→ MATERIAL FOR THE TASK
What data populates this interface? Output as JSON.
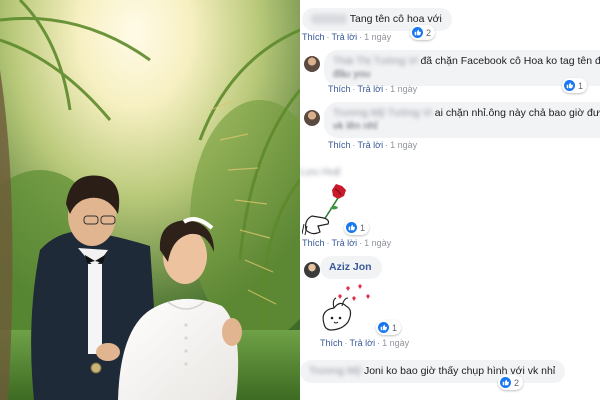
{
  "comments": [
    {
      "author": "",
      "text": "Tang tên cô hoa với",
      "actions": {
        "like": "Thích",
        "reply": "Trả lời",
        "time": "1 ngày"
      },
      "reaction_count": "2"
    },
    {
      "author": "Thái Thị Tường Vi",
      "text": "đã chặn Facebook cô Hoa ko tag tên được",
      "text_blurred": "đâu you",
      "actions": {
        "like": "Thích",
        "reply": "Trả lời",
        "time": "1 ngày"
      },
      "reaction_count": "1"
    },
    {
      "author": "Trương Mỹ Tường Vi",
      "text": "ai chặn nhỉ.ông này chả bao giờ đưa hình",
      "text_blurred": "vk lên nhỉ",
      "actions": {
        "like": "Thích",
        "reply": "Trả lời",
        "time": "1 ngày"
      }
    },
    {
      "author": "Lưu Huệ",
      "sticker": "rose-hand-sticker",
      "actions": {
        "like": "Thích",
        "reply": "Trả lời",
        "time": "1 ngày"
      },
      "reaction_count": "1"
    },
    {
      "author": "Aziz Jon",
      "sticker": "hearts-bunny-sticker",
      "actions": {
        "like": "Thích",
        "reply": "Trả lời",
        "time": "1 ngày"
      },
      "reaction_count": "1"
    },
    {
      "author": "Trương Mỹ",
      "text": "Joni ko bao giờ thấy chụp hình với vk nhỉ",
      "reaction_count": "2"
    }
  ],
  "icons": {
    "like": "thumbs-up-icon",
    "avatar": "profile-avatar"
  },
  "colors": {
    "link": "#385898",
    "bubble": "#f2f3f5",
    "like_blue": "#1877f2"
  }
}
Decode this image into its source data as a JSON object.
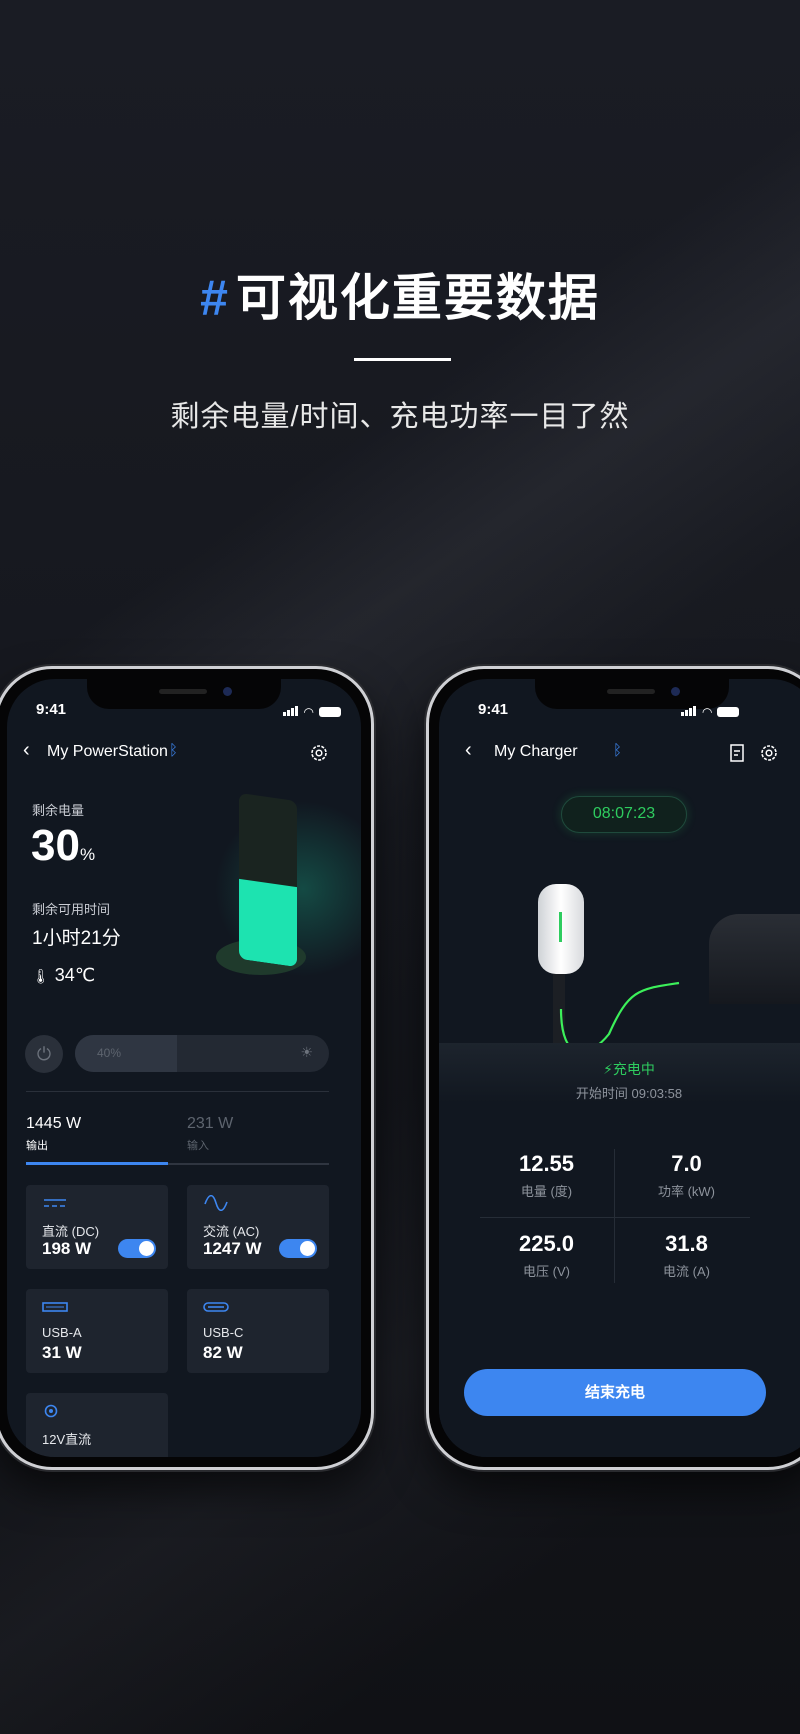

→ TASK DETAILS
Without the pictures, restate all the entries above exactly.

→ RIGHT ANSWER
What data populates this interface? Output as JSON.
{
  "comments": [
    {
      "author": "",
      "text": "Tang tên cô hoa với",
      "actions": {
        "like": "Thích",
        "reply": "Trả lời",
        "time": "1 ngày"
      },
      "reaction_count": "2"
    },
    {
      "author": "Thái Thị Tường Vi",
      "text": "đã chặn Facebook cô Hoa ko tag tên được",
      "text_blurred": "đâu you",
      "actions": {
        "like": "Thích",
        "reply": "Trả lời",
        "time": "1 ngày"
      },
      "reaction_count": "1"
    },
    {
      "author": "Trương Mỹ Tường Vi",
      "text": "ai chặn nhỉ.ông này chả bao giờ đưa hình",
      "text_blurred": "vk lên nhỉ",
      "actions": {
        "like": "Thích",
        "reply": "Trả lời",
        "time": "1 ngày"
      }
    },
    {
      "author": "Lưu Huệ",
      "sticker": "rose-hand-sticker",
      "actions": {
        "like": "Thích",
        "reply": "Trả lời",
        "time": "1 ngày"
      },
      "reaction_count": "1"
    },
    {
      "author": "Aziz Jon",
      "sticker": "hearts-bunny-sticker",
      "actions": {
        "like": "Thích",
        "reply": "Trả lời",
        "time": "1 ngày"
      },
      "reaction_count": "1"
    },
    {
      "author": "Trương Mỹ",
      "text": "Joni ko bao giờ thấy chụp hình với vk nhỉ",
      "reaction_count": "2"
    }
  ],
  "icons": {
    "like": "thumbs-up-icon",
    "avatar": "profile-avatar"
  },
  "colors": {
    "link": "#385898",
    "bubble": "#f2f3f5",
    "like_blue": "#1877f2"
  }
}
Decode this image into its source data as a JSON object.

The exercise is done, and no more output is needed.